Can you transcribe the data exactly? Leave the pictures out.

** Begin MATERIAL PROVIDED **

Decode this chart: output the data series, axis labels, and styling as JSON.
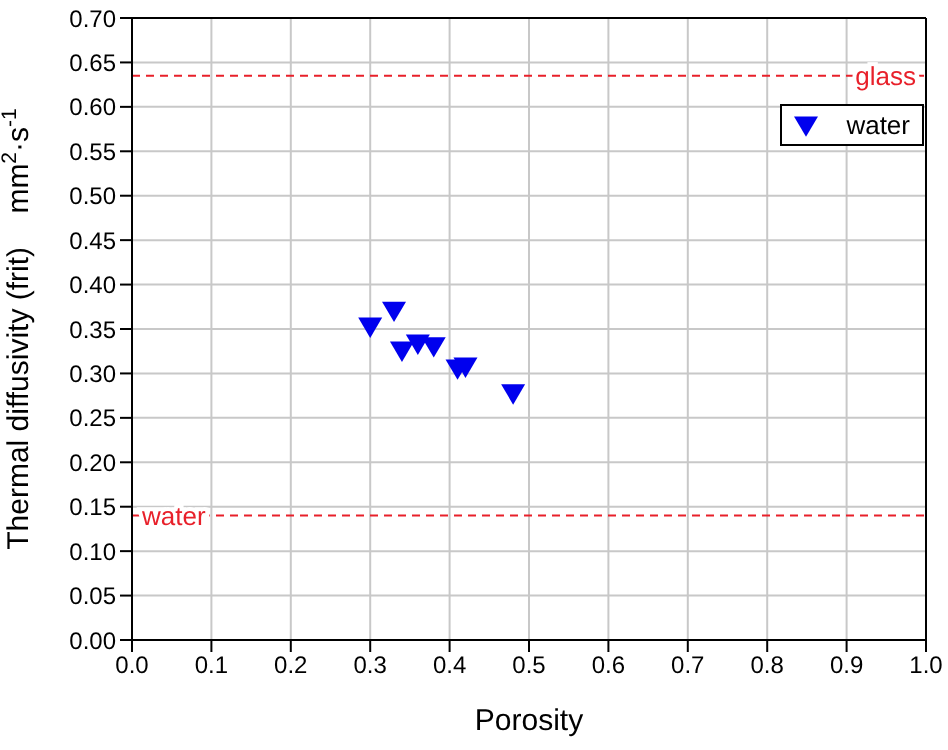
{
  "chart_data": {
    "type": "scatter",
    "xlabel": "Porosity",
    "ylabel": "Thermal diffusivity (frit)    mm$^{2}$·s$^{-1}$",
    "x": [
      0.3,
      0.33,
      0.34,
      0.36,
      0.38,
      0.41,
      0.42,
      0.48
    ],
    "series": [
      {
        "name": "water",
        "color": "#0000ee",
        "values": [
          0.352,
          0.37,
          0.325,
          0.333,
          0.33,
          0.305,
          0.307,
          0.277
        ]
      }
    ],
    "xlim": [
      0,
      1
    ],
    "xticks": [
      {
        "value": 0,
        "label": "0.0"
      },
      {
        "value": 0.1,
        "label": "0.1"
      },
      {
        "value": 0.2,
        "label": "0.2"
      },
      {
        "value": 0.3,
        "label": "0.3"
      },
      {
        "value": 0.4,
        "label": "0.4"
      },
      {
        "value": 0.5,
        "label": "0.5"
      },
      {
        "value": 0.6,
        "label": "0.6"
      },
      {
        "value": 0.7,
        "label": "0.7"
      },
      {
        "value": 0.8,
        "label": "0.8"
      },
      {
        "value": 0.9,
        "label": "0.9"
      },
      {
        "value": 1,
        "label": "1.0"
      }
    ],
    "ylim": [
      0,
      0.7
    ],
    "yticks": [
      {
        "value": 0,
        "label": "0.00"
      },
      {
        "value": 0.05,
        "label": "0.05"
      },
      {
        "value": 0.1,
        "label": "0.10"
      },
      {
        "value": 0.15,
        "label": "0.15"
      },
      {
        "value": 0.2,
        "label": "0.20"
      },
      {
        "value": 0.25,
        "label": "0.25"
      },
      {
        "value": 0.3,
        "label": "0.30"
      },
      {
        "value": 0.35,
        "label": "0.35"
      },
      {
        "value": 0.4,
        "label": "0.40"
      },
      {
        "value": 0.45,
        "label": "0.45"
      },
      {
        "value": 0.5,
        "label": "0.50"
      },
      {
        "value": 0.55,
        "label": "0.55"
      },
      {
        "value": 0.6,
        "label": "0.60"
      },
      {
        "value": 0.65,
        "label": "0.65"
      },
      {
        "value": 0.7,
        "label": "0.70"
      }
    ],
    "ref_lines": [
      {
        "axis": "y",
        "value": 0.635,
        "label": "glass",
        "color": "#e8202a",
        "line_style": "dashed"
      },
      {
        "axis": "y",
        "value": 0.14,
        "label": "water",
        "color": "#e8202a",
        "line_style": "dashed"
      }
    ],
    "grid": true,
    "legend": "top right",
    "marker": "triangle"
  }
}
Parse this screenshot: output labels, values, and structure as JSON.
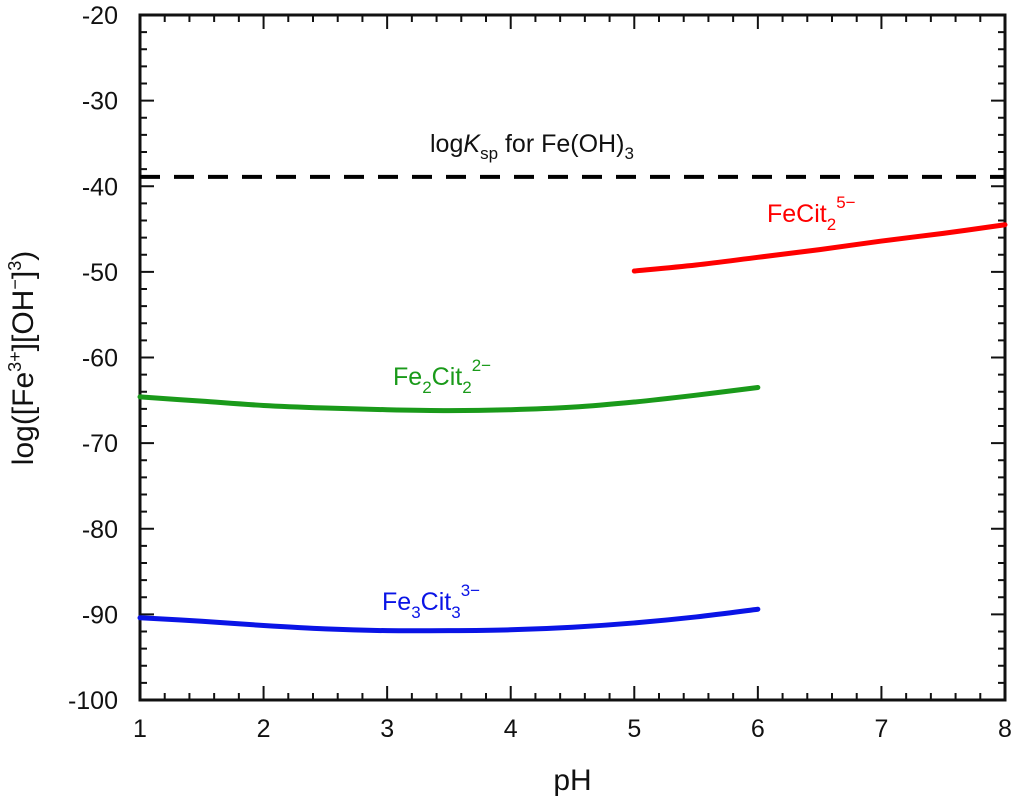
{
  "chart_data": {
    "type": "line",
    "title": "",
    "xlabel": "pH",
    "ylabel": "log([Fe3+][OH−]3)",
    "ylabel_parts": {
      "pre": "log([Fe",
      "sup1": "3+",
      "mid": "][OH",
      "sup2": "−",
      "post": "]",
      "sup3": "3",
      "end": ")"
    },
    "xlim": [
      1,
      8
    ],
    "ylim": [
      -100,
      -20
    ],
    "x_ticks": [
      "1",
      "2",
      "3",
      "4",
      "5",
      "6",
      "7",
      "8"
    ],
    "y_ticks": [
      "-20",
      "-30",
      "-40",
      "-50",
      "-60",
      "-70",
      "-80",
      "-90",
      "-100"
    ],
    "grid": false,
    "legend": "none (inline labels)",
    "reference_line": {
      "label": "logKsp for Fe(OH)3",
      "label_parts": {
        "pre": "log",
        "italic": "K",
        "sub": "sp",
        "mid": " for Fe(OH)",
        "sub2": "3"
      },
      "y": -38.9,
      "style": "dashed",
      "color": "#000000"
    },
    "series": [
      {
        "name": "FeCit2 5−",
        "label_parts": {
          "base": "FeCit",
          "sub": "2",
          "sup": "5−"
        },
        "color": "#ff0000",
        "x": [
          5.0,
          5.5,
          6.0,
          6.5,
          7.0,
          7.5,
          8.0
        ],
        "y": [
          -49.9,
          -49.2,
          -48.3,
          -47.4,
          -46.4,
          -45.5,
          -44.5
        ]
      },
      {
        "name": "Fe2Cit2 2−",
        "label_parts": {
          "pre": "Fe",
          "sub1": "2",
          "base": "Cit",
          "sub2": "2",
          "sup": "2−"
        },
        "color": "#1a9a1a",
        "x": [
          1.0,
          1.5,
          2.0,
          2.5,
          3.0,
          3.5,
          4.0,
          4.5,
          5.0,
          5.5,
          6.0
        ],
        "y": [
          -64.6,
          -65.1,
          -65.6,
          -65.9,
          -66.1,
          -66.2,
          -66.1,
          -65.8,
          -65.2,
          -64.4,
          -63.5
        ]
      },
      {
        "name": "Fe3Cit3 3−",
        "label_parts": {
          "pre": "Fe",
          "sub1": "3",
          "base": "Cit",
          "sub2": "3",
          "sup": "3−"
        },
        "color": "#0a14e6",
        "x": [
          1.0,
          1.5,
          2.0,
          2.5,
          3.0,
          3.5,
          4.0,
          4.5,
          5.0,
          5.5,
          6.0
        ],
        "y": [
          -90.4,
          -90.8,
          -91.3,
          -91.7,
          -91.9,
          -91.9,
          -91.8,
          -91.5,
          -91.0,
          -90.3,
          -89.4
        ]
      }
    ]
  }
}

** End MATERIAL PROVIDED **

• _CORRECT RESULT_:
Decode this chart: output the data series, axis labels, and styling as JSON.
{
  "chart_data": {
    "type": "scatter",
    "xlabel": "Porosity",
    "ylabel": "Thermal diffusivity (frit)    mm$^{2}$·s$^{-1}$",
    "x": [
      0.3,
      0.33,
      0.34,
      0.36,
      0.38,
      0.41,
      0.42,
      0.48
    ],
    "series": [
      {
        "name": "water",
        "color": "#0000ee",
        "values": [
          0.352,
          0.37,
          0.325,
          0.333,
          0.33,
          0.305,
          0.307,
          0.277
        ]
      }
    ],
    "xlim": [
      0,
      1
    ],
    "xticks": [
      {
        "value": 0,
        "label": "0.0"
      },
      {
        "value": 0.1,
        "label": "0.1"
      },
      {
        "value": 0.2,
        "label": "0.2"
      },
      {
        "value": 0.3,
        "label": "0.3"
      },
      {
        "value": 0.4,
        "label": "0.4"
      },
      {
        "value": 0.5,
        "label": "0.5"
      },
      {
        "value": 0.6,
        "label": "0.6"
      },
      {
        "value": 0.7,
        "label": "0.7"
      },
      {
        "value": 0.8,
        "label": "0.8"
      },
      {
        "value": 0.9,
        "label": "0.9"
      },
      {
        "value": 1,
        "label": "1.0"
      }
    ],
    "ylim": [
      0,
      0.7
    ],
    "yticks": [
      {
        "value": 0,
        "label": "0.00"
      },
      {
        "value": 0.05,
        "label": "0.05"
      },
      {
        "value": 0.1,
        "label": "0.10"
      },
      {
        "value": 0.15,
        "label": "0.15"
      },
      {
        "value": 0.2,
        "label": "0.20"
      },
      {
        "value": 0.25,
        "label": "0.25"
      },
      {
        "value": 0.3,
        "label": "0.30"
      },
      {
        "value": 0.35,
        "label": "0.35"
      },
      {
        "value": 0.4,
        "label": "0.40"
      },
      {
        "value": 0.45,
        "label": "0.45"
      },
      {
        "value": 0.5,
        "label": "0.50"
      },
      {
        "value": 0.55,
        "label": "0.55"
      },
      {
        "value": 0.6,
        "label": "0.60"
      },
      {
        "value": 0.65,
        "label": "0.65"
      },
      {
        "value": 0.7,
        "label": "0.70"
      }
    ],
    "ref_lines": [
      {
        "axis": "y",
        "value": 0.635,
        "label": "glass",
        "color": "#e8202a",
        "line_style": "dashed"
      },
      {
        "axis": "y",
        "value": 0.14,
        "label": "water",
        "color": "#e8202a",
        "line_style": "dashed"
      }
    ],
    "grid": true,
    "legend": "top right",
    "marker": "triangle"
  }
}
Parse this screenshot: output labels, values, and structure as JSON.
{
  "chart_data": {
    "type": "line",
    "title": "",
    "xlabel": "pH",
    "ylabel": "log([Fe3+][OH−]3)",
    "ylabel_parts": {
      "pre": "log([Fe",
      "sup1": "3+",
      "mid": "][OH",
      "sup2": "−",
      "post": "]",
      "sup3": "3",
      "end": ")"
    },
    "xlim": [
      1,
      8
    ],
    "ylim": [
      -100,
      -20
    ],
    "x_ticks": [
      "1",
      "2",
      "3",
      "4",
      "5",
      "6",
      "7",
      "8"
    ],
    "y_ticks": [
      "-20",
      "-30",
      "-40",
      "-50",
      "-60",
      "-70",
      "-80",
      "-90",
      "-100"
    ],
    "grid": false,
    "legend": "none (inline labels)",
    "reference_line": {
      "label": "logKsp for Fe(OH)3",
      "label_parts": {
        "pre": "log",
        "italic": "K",
        "sub": "sp",
        "mid": " for Fe(OH)",
        "sub2": "3"
      },
      "y": -38.9,
      "style": "dashed",
      "color": "#000000"
    },
    "series": [
      {
        "name": "FeCit2 5−",
        "label_parts": {
          "base": "FeCit",
          "sub": "2",
          "sup": "5−"
        },
        "color": "#ff0000",
        "x": [
          5.0,
          5.5,
          6.0,
          6.5,
          7.0,
          7.5,
          8.0
        ],
        "y": [
          -49.9,
          -49.2,
          -48.3,
          -47.4,
          -46.4,
          -45.5,
          -44.5
        ]
      },
      {
        "name": "Fe2Cit2 2−",
        "label_parts": {
          "pre": "Fe",
          "sub1": "2",
          "base": "Cit",
          "sub2": "2",
          "sup": "2−"
        },
        "color": "#1a9a1a",
        "x": [
          1.0,
          1.5,
          2.0,
          2.5,
          3.0,
          3.5,
          4.0,
          4.5,
          5.0,
          5.5,
          6.0
        ],
        "y": [
          -64.6,
          -65.1,
          -65.6,
          -65.9,
          -66.1,
          -66.2,
          -66.1,
          -65.8,
          -65.2,
          -64.4,
          -63.5
        ]
      },
      {
        "name": "Fe3Cit3 3−",
        "label_parts": {
          "pre": "Fe",
          "sub1": "3",
          "base": "Cit",
          "sub2": "3",
          "sup": "3−"
        },
        "color": "#0a14e6",
        "x": [
          1.0,
          1.5,
          2.0,
          2.5,
          3.0,
          3.5,
          4.0,
          4.5,
          5.0,
          5.5,
          6.0
        ],
        "y": [
          -90.4,
          -90.8,
          -91.3,
          -91.7,
          -91.9,
          -91.9,
          -91.8,
          -91.5,
          -91.0,
          -90.3,
          -89.4
        ]
      }
    ]
  }
}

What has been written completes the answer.